▶ Brief
Below are some records. Copy every line in them that holds "Place".

▶ Information given

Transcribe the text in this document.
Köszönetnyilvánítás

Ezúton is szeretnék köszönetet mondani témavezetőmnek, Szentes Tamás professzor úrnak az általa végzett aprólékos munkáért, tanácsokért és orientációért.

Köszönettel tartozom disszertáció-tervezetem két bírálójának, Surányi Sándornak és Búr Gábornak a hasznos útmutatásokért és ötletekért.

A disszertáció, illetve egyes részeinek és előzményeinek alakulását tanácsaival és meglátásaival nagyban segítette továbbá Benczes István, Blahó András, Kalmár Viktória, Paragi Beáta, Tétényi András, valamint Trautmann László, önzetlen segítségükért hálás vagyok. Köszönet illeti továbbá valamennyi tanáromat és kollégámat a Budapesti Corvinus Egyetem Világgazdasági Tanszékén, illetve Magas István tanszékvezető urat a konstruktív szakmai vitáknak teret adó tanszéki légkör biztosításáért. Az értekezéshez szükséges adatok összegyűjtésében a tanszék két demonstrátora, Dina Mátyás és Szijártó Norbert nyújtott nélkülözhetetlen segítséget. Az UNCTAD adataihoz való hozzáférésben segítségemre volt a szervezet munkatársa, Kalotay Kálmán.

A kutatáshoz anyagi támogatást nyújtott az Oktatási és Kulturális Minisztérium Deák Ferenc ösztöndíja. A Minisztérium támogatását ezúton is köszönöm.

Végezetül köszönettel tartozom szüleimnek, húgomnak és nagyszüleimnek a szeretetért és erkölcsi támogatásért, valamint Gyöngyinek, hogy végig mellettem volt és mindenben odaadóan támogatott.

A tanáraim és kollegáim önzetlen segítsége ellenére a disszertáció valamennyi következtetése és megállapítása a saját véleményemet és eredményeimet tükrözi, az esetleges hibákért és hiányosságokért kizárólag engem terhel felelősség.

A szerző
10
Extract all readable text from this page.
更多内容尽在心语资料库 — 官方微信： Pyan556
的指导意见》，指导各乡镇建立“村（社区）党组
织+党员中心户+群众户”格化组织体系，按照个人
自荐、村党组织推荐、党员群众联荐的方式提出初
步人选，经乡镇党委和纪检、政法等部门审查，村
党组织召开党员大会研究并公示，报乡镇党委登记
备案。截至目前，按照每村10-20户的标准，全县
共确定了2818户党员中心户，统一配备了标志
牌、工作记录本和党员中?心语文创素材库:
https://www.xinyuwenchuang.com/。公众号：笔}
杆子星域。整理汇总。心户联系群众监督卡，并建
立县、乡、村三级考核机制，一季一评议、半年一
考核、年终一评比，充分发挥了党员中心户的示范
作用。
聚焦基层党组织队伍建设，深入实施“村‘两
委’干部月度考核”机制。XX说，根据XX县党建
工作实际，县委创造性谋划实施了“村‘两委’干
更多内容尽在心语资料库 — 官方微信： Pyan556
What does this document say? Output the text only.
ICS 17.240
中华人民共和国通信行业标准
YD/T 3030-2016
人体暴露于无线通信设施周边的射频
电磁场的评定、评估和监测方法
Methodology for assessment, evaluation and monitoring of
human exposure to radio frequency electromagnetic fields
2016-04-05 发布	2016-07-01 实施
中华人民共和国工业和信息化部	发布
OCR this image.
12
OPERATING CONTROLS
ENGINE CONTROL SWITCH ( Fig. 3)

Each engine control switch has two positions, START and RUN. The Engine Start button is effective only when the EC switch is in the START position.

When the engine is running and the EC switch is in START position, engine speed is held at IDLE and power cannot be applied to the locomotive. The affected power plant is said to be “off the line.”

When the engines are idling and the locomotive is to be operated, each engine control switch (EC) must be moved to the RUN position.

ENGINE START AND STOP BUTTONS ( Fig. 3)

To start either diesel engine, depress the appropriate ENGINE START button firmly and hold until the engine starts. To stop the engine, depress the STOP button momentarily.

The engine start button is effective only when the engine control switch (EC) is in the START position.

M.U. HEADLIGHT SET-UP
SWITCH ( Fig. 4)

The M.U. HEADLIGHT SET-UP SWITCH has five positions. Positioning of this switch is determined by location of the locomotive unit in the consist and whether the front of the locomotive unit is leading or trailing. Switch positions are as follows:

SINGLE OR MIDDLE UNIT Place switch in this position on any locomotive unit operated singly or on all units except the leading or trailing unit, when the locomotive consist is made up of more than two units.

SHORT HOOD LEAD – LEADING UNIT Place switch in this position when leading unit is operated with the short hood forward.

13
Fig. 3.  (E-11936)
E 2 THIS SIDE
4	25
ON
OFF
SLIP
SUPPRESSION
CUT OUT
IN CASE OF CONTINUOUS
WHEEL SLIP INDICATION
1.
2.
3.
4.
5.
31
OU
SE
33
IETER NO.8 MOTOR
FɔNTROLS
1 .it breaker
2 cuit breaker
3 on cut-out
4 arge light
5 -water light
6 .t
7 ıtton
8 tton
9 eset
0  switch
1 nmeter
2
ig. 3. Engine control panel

▶ Result of the exercise
SINGLE OR MIDDLE UNIT Place switch in this position on any locomotive unit operated singly or on all units except the leading or trailing unit, when the locomotive consist is made up of more than two units.
SHORT HOOD LEAD – LEADING UNIT Place switch in this position when leading unit is operated with the short hood forward.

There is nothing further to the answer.